— start Supplied entries —

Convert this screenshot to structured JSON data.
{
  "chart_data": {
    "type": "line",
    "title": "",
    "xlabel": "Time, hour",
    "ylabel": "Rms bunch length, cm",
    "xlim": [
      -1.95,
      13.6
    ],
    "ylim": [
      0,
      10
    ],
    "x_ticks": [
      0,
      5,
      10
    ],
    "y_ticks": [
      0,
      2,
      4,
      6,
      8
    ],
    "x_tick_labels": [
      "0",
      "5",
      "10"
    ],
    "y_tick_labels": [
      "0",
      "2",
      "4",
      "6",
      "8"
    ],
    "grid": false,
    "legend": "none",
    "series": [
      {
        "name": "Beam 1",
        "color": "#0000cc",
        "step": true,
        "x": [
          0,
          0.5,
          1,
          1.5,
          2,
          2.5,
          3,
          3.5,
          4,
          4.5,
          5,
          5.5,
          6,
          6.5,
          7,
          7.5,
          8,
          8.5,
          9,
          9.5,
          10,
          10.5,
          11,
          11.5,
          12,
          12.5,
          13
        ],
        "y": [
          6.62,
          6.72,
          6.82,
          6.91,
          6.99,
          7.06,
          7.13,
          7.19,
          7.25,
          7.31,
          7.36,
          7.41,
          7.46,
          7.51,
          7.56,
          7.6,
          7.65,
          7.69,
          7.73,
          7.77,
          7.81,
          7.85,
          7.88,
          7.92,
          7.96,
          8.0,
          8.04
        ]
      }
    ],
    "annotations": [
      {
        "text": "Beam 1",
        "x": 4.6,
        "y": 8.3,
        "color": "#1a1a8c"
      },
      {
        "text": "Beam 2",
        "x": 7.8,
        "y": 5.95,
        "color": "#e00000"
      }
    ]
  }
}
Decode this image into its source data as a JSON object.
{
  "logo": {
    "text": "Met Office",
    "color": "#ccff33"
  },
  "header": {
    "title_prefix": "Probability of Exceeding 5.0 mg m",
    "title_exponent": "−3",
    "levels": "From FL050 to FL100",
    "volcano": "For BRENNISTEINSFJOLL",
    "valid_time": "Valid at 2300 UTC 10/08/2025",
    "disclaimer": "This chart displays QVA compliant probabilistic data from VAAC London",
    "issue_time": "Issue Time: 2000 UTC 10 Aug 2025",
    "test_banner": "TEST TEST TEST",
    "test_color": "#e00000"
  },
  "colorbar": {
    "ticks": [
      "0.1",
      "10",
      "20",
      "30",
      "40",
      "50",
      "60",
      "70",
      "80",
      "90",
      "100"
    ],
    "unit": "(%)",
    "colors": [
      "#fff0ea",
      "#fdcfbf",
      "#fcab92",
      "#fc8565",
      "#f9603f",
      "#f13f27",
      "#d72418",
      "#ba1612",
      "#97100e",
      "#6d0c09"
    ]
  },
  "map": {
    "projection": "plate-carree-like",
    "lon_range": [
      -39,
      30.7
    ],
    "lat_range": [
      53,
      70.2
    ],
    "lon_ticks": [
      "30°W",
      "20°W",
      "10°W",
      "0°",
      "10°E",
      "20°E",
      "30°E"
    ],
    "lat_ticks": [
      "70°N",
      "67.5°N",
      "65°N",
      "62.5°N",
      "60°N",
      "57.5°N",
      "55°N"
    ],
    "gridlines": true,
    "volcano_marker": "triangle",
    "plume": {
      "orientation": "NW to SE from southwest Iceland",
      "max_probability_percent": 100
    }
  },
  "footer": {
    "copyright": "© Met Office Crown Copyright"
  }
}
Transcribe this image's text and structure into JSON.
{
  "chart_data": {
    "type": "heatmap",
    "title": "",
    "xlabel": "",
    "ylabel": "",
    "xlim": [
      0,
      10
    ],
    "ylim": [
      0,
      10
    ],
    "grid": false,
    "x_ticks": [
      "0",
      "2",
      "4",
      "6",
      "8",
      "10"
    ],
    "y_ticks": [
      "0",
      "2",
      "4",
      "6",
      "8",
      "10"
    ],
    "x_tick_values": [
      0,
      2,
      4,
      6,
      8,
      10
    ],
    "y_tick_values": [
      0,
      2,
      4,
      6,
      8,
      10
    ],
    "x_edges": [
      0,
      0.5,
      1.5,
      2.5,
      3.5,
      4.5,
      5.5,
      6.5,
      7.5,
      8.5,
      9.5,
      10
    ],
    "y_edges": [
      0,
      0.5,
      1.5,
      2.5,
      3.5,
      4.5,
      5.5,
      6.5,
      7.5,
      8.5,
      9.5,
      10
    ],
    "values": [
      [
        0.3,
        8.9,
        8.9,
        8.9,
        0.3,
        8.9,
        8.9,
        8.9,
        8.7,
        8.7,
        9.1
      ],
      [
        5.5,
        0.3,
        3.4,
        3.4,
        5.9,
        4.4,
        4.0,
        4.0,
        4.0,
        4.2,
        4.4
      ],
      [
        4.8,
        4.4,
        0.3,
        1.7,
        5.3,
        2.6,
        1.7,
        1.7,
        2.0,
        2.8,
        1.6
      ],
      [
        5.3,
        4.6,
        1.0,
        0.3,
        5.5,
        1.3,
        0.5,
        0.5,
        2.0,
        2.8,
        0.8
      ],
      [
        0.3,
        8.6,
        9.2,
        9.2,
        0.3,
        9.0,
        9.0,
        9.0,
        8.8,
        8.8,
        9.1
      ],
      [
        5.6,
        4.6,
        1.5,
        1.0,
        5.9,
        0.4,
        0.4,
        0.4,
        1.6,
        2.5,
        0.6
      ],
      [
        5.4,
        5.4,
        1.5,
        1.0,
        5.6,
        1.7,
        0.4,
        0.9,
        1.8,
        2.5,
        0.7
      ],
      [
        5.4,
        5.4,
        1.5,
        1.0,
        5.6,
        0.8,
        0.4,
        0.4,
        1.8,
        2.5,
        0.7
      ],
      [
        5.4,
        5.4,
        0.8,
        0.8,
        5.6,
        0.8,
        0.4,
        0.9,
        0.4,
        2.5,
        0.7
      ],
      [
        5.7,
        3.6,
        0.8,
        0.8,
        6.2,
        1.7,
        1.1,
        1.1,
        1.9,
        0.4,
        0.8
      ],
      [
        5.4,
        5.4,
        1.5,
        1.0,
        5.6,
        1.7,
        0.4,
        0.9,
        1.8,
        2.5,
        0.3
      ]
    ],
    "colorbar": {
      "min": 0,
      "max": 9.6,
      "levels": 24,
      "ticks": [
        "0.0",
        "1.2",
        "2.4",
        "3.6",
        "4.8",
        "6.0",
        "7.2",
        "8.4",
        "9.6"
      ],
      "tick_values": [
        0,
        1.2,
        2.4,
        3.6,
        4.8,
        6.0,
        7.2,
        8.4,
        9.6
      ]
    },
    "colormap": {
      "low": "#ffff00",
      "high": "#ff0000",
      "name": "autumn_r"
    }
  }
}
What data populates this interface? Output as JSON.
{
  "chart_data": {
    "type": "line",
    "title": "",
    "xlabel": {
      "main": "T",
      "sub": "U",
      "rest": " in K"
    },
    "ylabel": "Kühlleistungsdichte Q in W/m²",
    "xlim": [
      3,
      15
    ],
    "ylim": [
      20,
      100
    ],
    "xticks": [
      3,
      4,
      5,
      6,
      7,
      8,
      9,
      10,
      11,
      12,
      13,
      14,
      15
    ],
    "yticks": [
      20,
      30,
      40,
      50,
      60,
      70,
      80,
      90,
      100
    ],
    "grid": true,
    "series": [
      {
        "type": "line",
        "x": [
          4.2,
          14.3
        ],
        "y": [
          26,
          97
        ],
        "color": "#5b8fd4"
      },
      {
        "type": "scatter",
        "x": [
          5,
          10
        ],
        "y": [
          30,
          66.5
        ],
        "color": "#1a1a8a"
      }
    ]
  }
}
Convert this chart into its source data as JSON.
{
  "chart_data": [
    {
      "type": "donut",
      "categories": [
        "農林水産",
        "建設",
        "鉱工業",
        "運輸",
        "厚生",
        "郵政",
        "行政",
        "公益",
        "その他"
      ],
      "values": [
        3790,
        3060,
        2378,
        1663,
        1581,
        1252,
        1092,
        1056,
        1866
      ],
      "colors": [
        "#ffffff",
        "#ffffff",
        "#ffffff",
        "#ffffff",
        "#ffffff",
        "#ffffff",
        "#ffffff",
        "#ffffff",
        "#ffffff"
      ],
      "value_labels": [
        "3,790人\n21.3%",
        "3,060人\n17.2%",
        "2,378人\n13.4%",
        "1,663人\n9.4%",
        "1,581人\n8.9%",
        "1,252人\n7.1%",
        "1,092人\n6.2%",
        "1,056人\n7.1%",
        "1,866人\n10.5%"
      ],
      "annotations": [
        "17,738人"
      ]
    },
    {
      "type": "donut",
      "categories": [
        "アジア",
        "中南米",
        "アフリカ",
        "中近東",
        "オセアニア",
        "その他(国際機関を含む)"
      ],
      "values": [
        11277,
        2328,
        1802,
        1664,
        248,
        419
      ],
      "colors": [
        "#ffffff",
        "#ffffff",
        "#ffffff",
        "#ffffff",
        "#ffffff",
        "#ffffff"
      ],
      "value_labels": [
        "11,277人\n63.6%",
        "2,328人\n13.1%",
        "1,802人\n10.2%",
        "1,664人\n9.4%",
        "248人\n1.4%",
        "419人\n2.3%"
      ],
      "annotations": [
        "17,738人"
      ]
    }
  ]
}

— end Supplied entries —

From the entries above, extract each line containing "type".

▶ [The solution]
    "type": "line",
    "type": "heatmap",
    "type": "line",
        "type": "line",
        "type": "scatter",
      "type": "donut",
      "type": "donut",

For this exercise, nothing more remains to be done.